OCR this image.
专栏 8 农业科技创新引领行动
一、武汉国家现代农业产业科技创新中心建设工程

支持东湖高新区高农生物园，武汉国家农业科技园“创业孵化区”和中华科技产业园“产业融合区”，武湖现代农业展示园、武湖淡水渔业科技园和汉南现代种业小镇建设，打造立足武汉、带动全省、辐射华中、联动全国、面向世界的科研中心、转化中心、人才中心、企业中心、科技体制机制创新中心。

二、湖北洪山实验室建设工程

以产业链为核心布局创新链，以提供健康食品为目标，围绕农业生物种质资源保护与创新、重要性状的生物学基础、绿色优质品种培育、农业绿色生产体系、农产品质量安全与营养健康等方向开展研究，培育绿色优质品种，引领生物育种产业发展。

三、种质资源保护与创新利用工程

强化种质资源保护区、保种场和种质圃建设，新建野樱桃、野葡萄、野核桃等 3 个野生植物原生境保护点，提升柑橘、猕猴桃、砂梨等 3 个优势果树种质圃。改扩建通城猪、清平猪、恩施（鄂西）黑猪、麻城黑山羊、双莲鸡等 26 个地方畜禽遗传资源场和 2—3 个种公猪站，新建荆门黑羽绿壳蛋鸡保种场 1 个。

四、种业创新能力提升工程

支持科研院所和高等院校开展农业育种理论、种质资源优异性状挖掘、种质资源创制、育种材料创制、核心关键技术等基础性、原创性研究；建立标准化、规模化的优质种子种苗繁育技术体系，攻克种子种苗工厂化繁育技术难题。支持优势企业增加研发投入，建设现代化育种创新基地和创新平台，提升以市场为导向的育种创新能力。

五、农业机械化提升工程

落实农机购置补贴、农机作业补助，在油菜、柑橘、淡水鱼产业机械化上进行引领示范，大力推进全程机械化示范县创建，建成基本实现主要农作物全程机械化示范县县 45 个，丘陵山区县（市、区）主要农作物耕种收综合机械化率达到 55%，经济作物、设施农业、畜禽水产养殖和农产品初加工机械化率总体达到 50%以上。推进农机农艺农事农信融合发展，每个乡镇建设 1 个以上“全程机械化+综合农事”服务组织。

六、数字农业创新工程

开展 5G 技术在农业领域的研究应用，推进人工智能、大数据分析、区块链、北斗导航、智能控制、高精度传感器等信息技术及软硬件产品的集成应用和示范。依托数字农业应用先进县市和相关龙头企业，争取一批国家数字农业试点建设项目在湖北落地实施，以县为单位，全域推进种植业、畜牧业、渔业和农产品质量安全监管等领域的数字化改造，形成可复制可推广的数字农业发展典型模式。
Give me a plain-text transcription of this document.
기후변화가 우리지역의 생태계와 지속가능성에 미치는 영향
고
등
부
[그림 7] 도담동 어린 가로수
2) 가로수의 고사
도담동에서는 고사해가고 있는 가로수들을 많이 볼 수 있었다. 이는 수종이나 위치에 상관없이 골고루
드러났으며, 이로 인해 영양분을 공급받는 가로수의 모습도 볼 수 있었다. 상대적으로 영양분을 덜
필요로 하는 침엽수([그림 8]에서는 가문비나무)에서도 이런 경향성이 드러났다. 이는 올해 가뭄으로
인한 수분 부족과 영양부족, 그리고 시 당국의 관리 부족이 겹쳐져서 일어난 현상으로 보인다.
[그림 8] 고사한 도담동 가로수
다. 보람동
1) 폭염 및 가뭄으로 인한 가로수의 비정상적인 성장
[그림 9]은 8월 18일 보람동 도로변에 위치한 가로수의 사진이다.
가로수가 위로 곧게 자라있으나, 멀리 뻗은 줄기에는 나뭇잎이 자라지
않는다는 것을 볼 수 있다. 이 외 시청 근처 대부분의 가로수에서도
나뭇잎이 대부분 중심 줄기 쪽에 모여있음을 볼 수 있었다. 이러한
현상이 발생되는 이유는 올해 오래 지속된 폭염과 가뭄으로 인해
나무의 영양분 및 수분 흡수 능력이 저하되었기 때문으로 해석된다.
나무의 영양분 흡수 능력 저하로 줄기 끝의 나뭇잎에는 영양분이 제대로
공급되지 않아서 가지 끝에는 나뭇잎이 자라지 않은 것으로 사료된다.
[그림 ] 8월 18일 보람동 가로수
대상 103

○ ○ ○ ○ ○

Return all of the above records exactly, leaving no line out.

OCR this image.
专栏 8 农业科技创新引领行动
一、武汉国家现代农业产业科技创新中心建设工程

支持东湖高新区高农生物园，武汉国家农业科技园“创业孵化区”和中华科技产业园“产业融合区”，武湖现代农业展示园、武湖淡水渔业科技园和汉南现代种业小镇建设，打造立足武汉、带动全省、辐射华中、联动全国、面向世界的科研中心、转化中心、人才中心、企业中心、科技体制机制创新中心。

二、湖北洪山实验室建设工程

以产业链为核心布局创新链，以提供健康食品为目标，围绕农业生物种质资源保护与创新、重要性状的生物学基础、绿色优质品种培育、农业绿色生产体系、农产品质量安全与营养健康等方向开展研究，培育绿色优质品种，引领生物育种产业发展。

三、种质资源保护与创新利用工程

强化种质资源保护区、保种场和种质圃建设，新建野樱桃、野葡萄、野核桃等 3 个野生植物原生境保护点，提升柑橘、猕猴桃、砂梨等 3 个优势果树种质圃。改扩建通城猪、清平猪、恩施（鄂西）黑猪、麻城黑山羊、双莲鸡等 26 个地方畜禽遗传资源场和 2—3 个种公猪站，新建荆门黑羽绿壳蛋鸡保种场 1 个。

四、种业创新能力提升工程

支持科研院所和高等院校开展农业育种理论、种质资源优异性状挖掘、种质资源创制、育种材料创制、核心关键技术等基础性、原创性研究；建立标准化、规模化的优质种子种苗繁育技术体系，攻克种子种苗工厂化繁育技术难题。支持优势企业增加研发投入，建设现代化育种创新基地和创新平台，提升以市场为导向的育种创新能力。

五、农业机械化提升工程

落实农机购置补贴、农机作业补助，在油菜、柑橘、淡水鱼产业机械化上进行引领示范，大力推进全程机械化示范县创建，建成基本实现主要农作物全程机械化示范县县 45 个，丘陵山区县（市、区）主要农作物耕种收综合机械化率达到 55%，经济作物、设施农业、畜禽水产养殖和农产品初加工机械化率总体达到 50%以上。推进农机农艺农事农信融合发展，每个乡镇建设 1 个以上“全程机械化+综合农事”服务组织。

六、数字农业创新工程

开展 5G 技术在农业领域的研究应用，推进人工智能、大数据分析、区块链、北斗导航、智能控制、高精度传感器等信息技术及软硬件产品的集成应用和示范。依托数字农业应用先进县市和相关龙头企业，争取一批国家数字农业试点建设项目在湖北落地实施，以县为单位，全域推进种植业、畜牧业、渔业和农产品质量安全监管等领域的数字化改造，形成可复制可推广的数字农业发展典型模式。
Give me a plain-text transcription of this document.
기후변화가 우리지역의 생태계와 지속가능성에 미치는 영향
고
등
부
[그림 7] 도담동 어린 가로수
2) 가로수의 고사
도담동에서는 고사해가고 있는 가로수들을 많이 볼 수 있었다. 이는 수종이나 위치에 상관없이 골고루
드러났으며, 이로 인해 영양분을 공급받는 가로수의 모습도 볼 수 있었다. 상대적으로 영양분을 덜
필요로 하는 침엽수([그림 8]에서는 가문비나무)에서도 이런 경향성이 드러났다. 이는 올해 가뭄으로
인한 수분 부족과 영양부족, 그리고 시 당국의 관리 부족이 겹쳐져서 일어난 현상으로 보인다.
[그림 8] 고사한 도담동 가로수
다. 보람동
1) 폭염 및 가뭄으로 인한 가로수의 비정상적인 성장
[그림 9]은 8월 18일 보람동 도로변에 위치한 가로수의 사진이다.
가로수가 위로 곧게 자라있으나, 멀리 뻗은 줄기에는 나뭇잎이 자라지
않는다는 것을 볼 수 있다. 이 외 시청 근처 대부분의 가로수에서도
나뭇잎이 대부분 중심 줄기 쪽에 모여있음을 볼 수 있었다. 이러한
현상이 발생되는 이유는 올해 오래 지속된 폭염과 가뭄으로 인해
나무의 영양분 및 수분 흡수 능력이 저하되었기 때문으로 해석된다.
나무의 영양분 흡수 능력 저하로 줄기 끝의 나뭇잎에는 영양분이 제대로
공급되지 않아서 가지 끝에는 나뭇잎이 자라지 않은 것으로 사료된다.
[그림 ] 8월 18일 보람동 가로수
대상 103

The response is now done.